▶ [Job]
Find each line with the word "blockchain" and state how many there are, nothing more.

▶ [Dataset records]
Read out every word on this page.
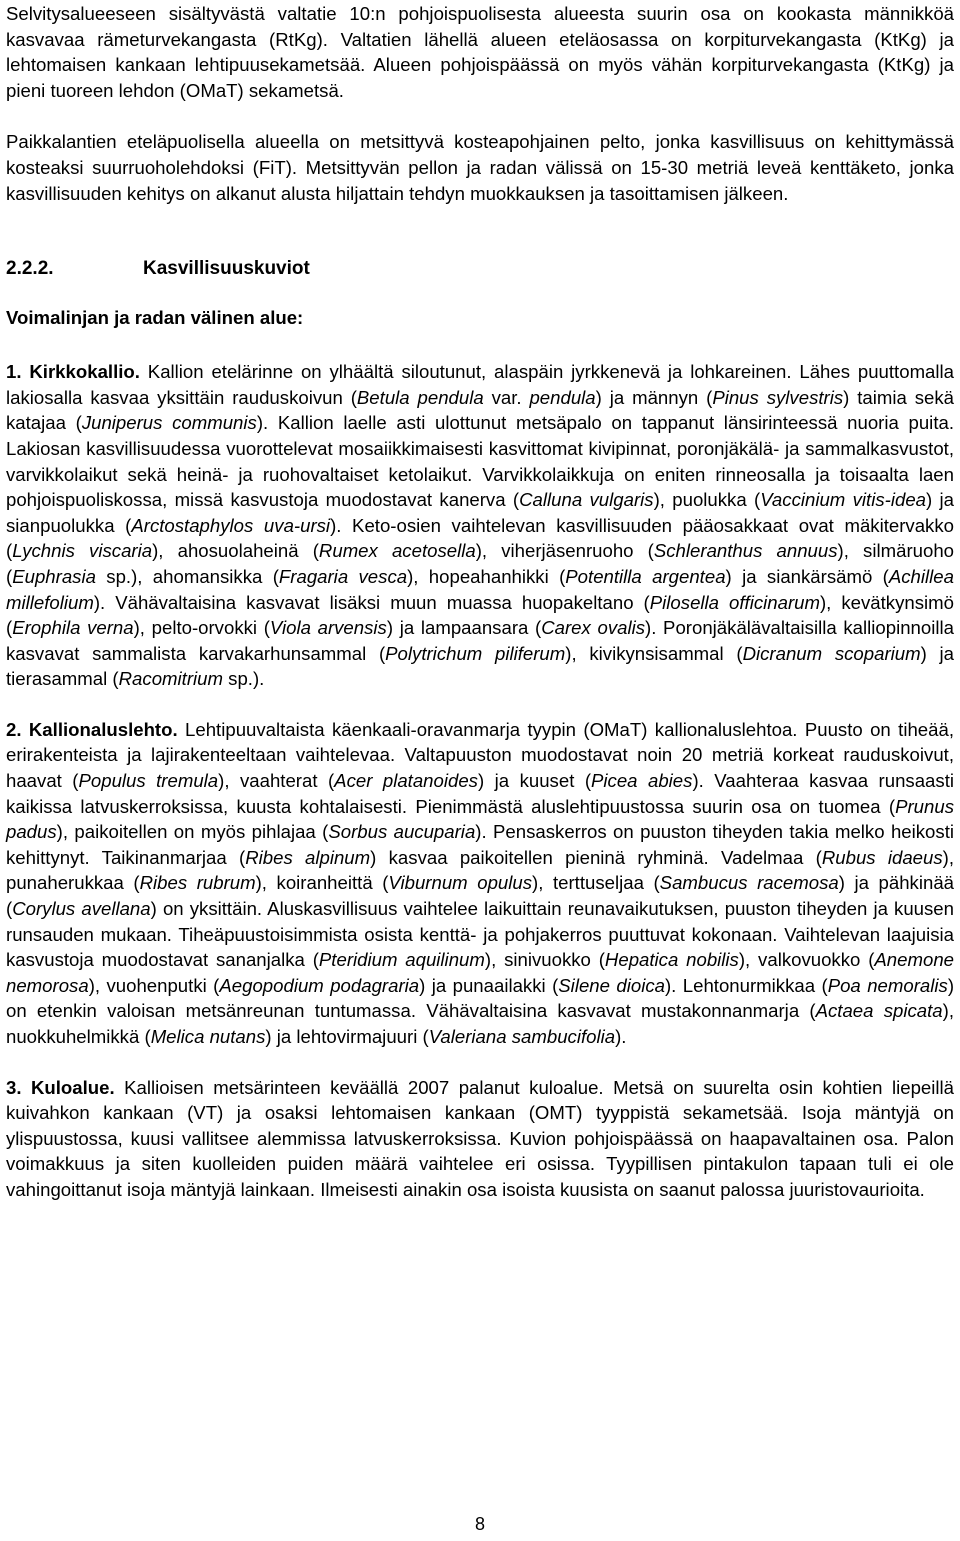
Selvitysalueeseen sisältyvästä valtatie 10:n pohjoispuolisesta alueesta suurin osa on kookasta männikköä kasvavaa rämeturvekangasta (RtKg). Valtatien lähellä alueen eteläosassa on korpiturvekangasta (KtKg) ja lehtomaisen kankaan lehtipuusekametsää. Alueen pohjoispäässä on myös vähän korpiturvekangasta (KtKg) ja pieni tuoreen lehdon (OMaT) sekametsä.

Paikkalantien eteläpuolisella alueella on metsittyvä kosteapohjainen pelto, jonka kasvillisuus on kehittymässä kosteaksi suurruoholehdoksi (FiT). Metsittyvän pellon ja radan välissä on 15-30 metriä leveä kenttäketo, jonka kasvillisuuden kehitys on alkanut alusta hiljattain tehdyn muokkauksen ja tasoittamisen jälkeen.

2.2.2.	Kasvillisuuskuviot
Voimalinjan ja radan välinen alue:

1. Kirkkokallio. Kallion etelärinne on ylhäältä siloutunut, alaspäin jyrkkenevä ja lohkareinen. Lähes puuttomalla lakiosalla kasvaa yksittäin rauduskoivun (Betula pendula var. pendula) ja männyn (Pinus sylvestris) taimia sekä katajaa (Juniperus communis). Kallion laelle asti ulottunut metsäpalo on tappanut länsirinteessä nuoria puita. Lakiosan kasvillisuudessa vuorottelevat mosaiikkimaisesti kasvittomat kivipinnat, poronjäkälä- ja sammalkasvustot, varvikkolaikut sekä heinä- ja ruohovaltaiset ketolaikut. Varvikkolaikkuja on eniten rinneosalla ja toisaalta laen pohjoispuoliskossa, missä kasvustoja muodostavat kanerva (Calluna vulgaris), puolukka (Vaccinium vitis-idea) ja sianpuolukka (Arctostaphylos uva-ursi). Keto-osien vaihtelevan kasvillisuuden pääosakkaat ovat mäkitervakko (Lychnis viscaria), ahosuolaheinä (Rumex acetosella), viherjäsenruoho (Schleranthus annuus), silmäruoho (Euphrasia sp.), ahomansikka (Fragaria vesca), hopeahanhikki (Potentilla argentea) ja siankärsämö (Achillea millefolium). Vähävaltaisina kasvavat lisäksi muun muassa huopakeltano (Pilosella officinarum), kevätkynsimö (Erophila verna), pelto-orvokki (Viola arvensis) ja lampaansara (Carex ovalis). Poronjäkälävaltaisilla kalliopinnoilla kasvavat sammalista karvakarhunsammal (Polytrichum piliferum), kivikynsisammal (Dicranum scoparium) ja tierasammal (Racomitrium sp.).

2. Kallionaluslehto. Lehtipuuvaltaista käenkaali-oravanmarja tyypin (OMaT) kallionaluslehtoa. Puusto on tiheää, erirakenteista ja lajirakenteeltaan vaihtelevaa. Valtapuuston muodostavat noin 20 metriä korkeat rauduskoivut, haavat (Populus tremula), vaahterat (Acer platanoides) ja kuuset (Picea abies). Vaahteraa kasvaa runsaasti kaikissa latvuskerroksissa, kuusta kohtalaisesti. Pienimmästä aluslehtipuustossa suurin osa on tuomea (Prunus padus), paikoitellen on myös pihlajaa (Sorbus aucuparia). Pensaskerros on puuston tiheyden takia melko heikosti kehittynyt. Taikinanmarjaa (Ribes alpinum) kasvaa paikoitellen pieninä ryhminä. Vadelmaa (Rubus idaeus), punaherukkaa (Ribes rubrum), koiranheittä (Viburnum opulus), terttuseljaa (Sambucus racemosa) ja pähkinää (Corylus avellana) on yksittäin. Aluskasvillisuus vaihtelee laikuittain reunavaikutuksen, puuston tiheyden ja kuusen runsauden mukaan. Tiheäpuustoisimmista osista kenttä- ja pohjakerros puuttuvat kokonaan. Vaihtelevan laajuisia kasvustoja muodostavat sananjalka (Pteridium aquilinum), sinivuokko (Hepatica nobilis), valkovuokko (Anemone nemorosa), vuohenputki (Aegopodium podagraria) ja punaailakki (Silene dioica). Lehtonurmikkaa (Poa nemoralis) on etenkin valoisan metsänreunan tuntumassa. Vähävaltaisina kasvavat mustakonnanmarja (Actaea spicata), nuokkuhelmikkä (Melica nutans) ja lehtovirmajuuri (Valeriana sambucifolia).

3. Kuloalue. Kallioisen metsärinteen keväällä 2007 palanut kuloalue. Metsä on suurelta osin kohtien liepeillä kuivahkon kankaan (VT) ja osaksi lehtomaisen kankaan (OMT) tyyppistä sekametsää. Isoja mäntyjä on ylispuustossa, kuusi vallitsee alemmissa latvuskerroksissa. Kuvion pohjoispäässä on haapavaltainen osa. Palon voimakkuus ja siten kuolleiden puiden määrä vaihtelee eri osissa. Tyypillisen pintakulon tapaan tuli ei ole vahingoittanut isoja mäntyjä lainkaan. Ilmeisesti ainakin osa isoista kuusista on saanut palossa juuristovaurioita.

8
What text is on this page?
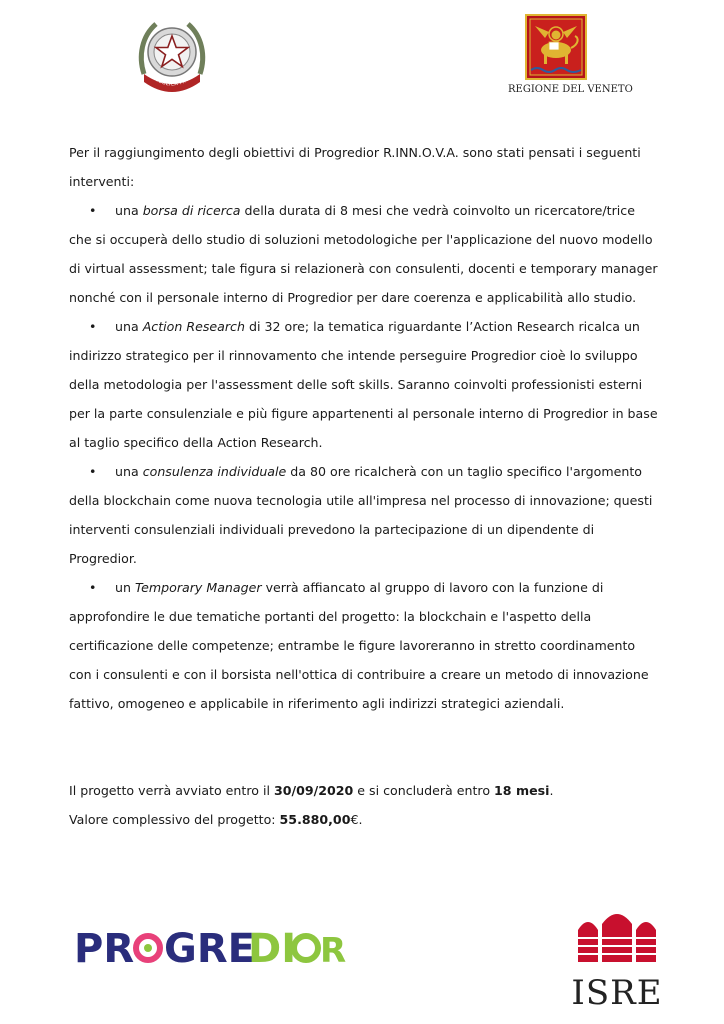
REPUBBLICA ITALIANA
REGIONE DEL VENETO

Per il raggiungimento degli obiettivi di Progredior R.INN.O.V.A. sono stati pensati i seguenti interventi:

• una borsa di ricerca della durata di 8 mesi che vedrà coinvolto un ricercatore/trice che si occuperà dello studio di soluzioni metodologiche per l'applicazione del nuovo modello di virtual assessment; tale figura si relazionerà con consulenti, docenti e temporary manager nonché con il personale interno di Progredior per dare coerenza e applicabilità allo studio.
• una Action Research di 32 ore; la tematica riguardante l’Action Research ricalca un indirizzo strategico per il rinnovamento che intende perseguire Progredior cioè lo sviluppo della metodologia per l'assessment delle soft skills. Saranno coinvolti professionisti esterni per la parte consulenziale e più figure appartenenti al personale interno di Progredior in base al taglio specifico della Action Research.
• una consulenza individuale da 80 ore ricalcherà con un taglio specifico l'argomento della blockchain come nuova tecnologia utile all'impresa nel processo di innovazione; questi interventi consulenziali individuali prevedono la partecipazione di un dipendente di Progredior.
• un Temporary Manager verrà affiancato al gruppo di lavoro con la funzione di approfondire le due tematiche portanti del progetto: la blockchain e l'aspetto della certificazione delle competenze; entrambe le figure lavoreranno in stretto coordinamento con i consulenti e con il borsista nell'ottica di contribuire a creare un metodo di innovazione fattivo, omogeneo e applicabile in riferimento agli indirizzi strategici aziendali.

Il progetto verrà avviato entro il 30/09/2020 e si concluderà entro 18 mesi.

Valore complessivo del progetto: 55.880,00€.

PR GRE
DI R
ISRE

▶ [Output of the exercise]
2